**Supplied information**:
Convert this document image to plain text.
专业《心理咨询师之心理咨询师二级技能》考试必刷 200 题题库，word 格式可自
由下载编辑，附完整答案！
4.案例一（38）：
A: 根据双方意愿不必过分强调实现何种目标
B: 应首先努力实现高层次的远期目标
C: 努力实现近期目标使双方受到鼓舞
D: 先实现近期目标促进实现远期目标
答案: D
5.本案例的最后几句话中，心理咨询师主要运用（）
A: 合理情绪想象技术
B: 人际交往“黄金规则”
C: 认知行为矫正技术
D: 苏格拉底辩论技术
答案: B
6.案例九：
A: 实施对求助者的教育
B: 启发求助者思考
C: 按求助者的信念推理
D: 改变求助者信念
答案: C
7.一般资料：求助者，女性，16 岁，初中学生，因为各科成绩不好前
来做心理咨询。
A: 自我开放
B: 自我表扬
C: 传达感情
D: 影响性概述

**Set exercise**:
Print every record exactly as it was given.

**Written reply**:
Convert this document image to plain text.
专业《心理咨询师之心理咨询师二级技能》考试必刷 200 题题库，word 格式可自
由下载编辑，附完整答案！
4.案例一（38）：
A: 根据双方意愿不必过分强调实现何种目标
B: 应首先努力实现高层次的远期目标
C: 努力实现近期目标使双方受到鼓舞
D: 先实现近期目标促进实现远期目标
答案: D
5.本案例的最后几句话中，心理咨询师主要运用（）
A: 合理情绪想象技术
B: 人际交往“黄金规则”
C: 认知行为矫正技术
D: 苏格拉底辩论技术
答案: B
6.案例九：
A: 实施对求助者的教育
B: 启发求助者思考
C: 按求助者的信念推理
D: 改变求助者信念
答案: C
7.一般资料：求助者，女性，16 岁，初中学生，因为各科成绩不好前
来做心理咨询。
A: 自我开放
B: 自我表扬
C: 传达感情
D: 影响性概述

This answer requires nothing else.